* **Exercise data**
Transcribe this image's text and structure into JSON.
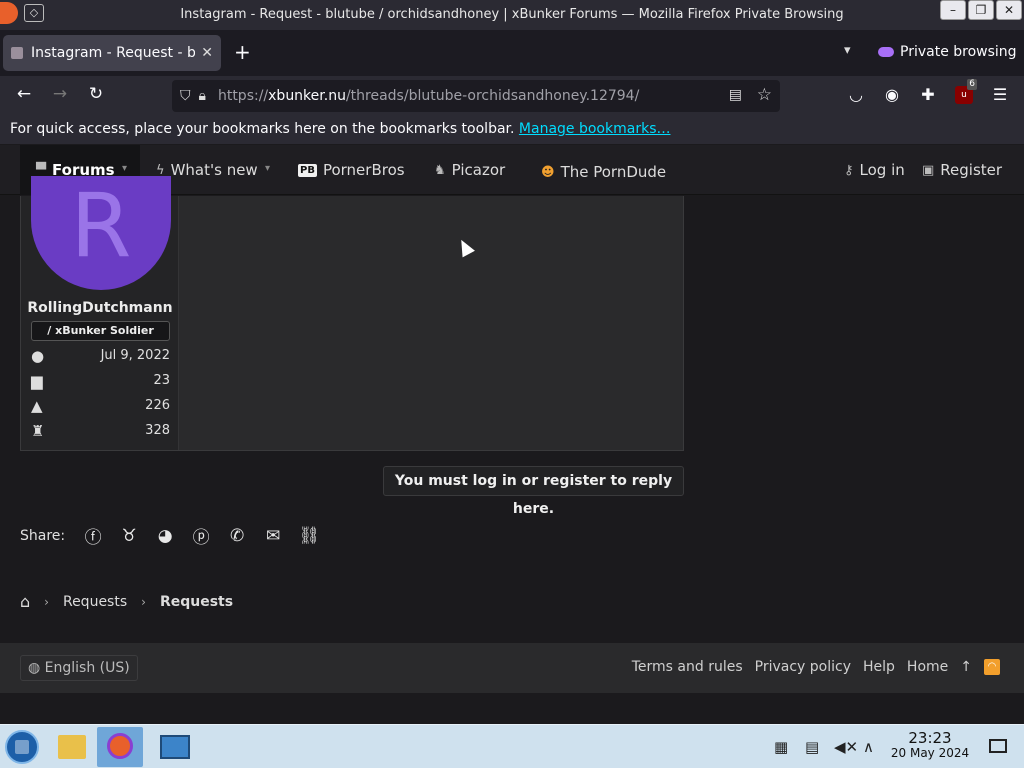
{
  "window": {
    "title": "Instagram - Request - blutube / orchidsandhoney | xBunker Forums — Mozilla Firefox Private Browsing",
    "minimize": "–",
    "maximize": "❐",
    "close": "✕"
  },
  "tabs": [
    {
      "label": "Instagram - Request - blutube"
    }
  ],
  "tabstrip": {
    "new_tab": "+",
    "list_all": "⌄",
    "private_label": "Private browsing"
  },
  "nav": {
    "back": "←",
    "forward": "→",
    "reload": "↻",
    "url_prefix": "https://",
    "url_domain": "xbunker.nu",
    "url_path": "/threads/blutube-orchidsandhoney.12794/",
    "ublock_count": "6"
  },
  "bookmarks_bar": {
    "text": "For quick access, place your bookmarks here on the bookmarks toolbar.",
    "link": "Manage bookmarks…"
  },
  "forum_nav": {
    "forums": "Forums",
    "whats_new": "What's new",
    "pornerbros": "PornerBros",
    "pornerbros_badge": "PB",
    "picazor": "Picazor",
    "porndude": "The PornDude",
    "log_in": "Log in",
    "register": "Register"
  },
  "post": {
    "avatar_letter": "R",
    "username": "RollingDutchmann",
    "user_title": "xBunker Soldier",
    "stats": [
      {
        "icon": "user-icon",
        "value": "Jul 9, 2022"
      },
      {
        "icon": "messages-icon",
        "value": "23"
      },
      {
        "icon": "reactions-icon",
        "value": "226"
      },
      {
        "icon": "trophy-icon",
        "value": "328"
      }
    ]
  },
  "reply_notice": "You must log in or register to reply here.",
  "share": {
    "label": "Share:",
    "services": [
      "facebook",
      "twitter",
      "reddit",
      "pinterest",
      "whatsapp",
      "email",
      "link"
    ]
  },
  "breadcrumbs": [
    "Requests",
    "Requests"
  ],
  "footer": {
    "language": "English (US)",
    "links": [
      "Terms and rules",
      "Privacy policy",
      "Help",
      "Home"
    ]
  },
  "taskbar": {
    "time": "23:23",
    "date": "20 May 2024"
  },
  "colors": {
    "avatar": "#6a3cc4",
    "accent_link": "#00ddff",
    "private_mask": "#a86ff7"
  }
}
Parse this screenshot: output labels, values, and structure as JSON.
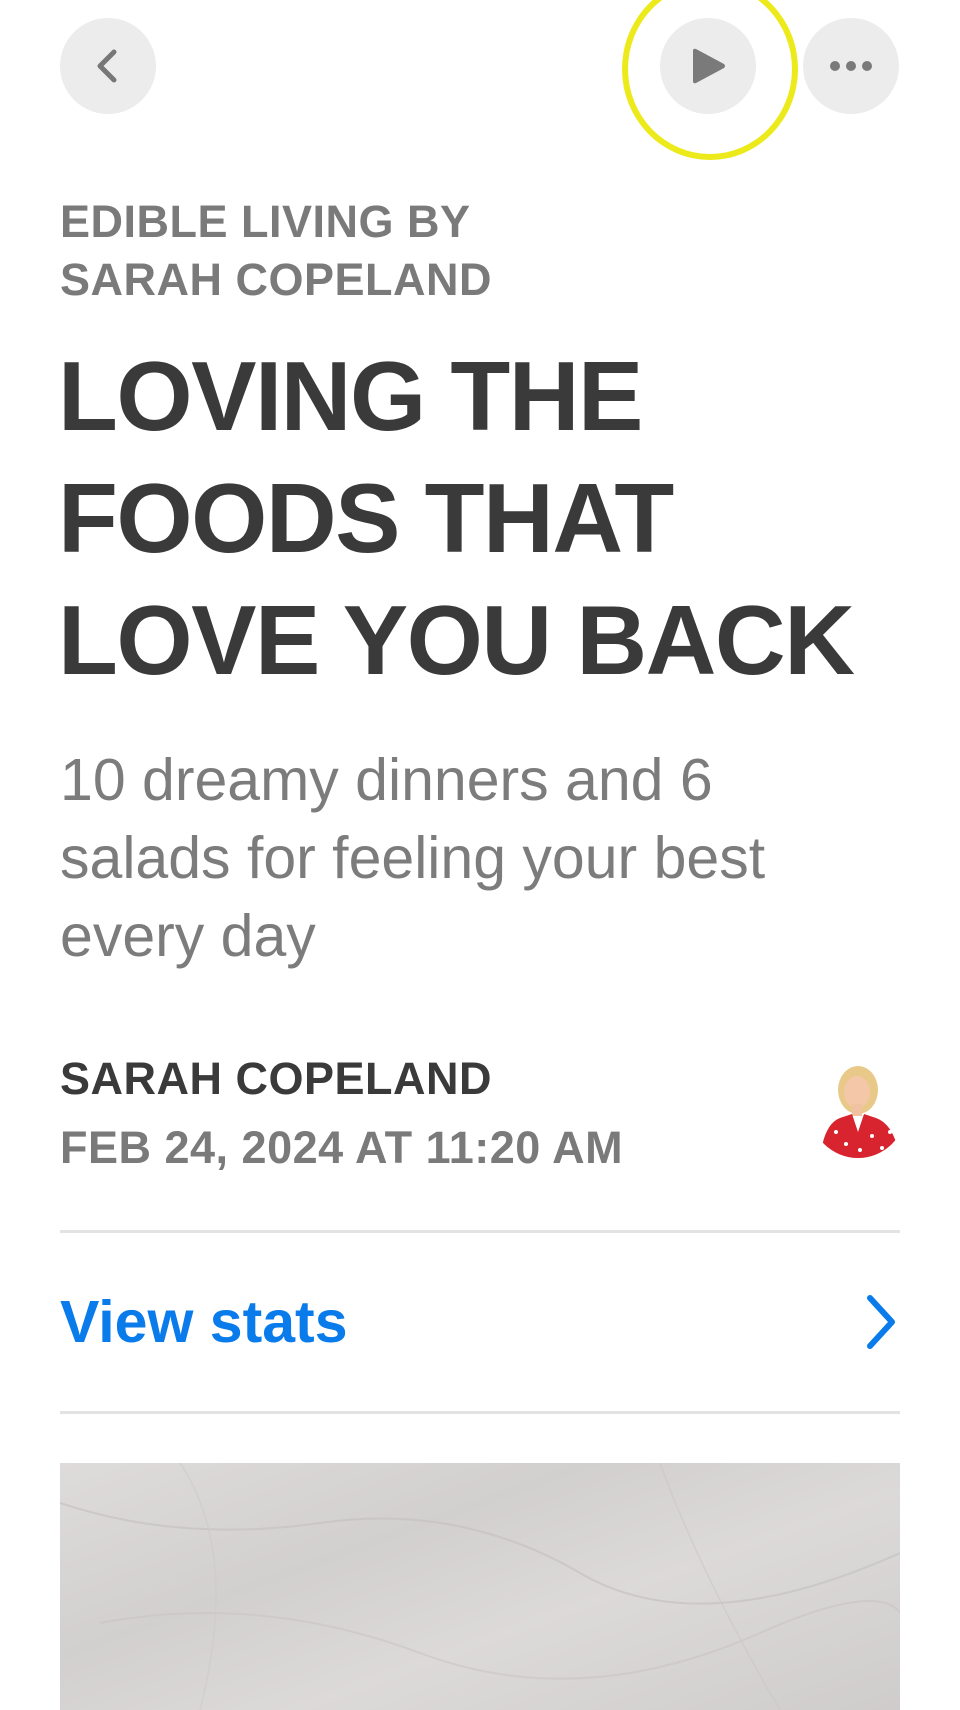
{
  "toolbar": {
    "back_icon": "chevron-left-icon",
    "play_icon": "play-icon",
    "more_icon": "ellipsis-icon"
  },
  "article": {
    "publication": "EDIBLE LIVING BY\nSARAH COPELAND",
    "headline": "LOVING THE\nFOODS THAT\nLOVE YOU BACK",
    "dek": "10 dreamy dinners and 6\nsalads for feeling your best\nevery day",
    "author": "SARAH COPELAND",
    "date": "FEB 24, 2024 AT 11:20 AM"
  },
  "stats": {
    "label": "View stats"
  },
  "colors": {
    "accent": "#0a7bea",
    "highlight": "#ecea1a",
    "headline": "#3a3a3a",
    "secondary": "#7a7a7a"
  }
}
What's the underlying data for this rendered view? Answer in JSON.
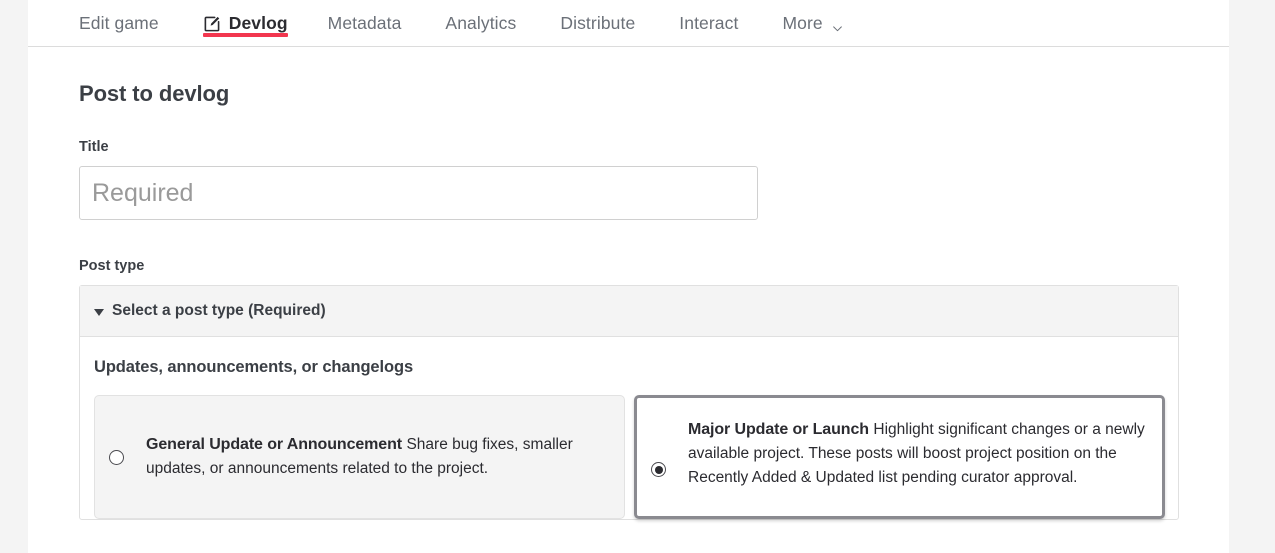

* **Stated task**
In the lines above, find each one with "blutube" and list it.

* **Response**
    "title": "Instagram - Request - blutube / orchidsandhoney | xBunker Forums — Mozilla Firefox Private Browsing",
      "label": "Instagram - Request - blutube"
    "url_path": "/threads/blutube-orchidsandhoney.12794/",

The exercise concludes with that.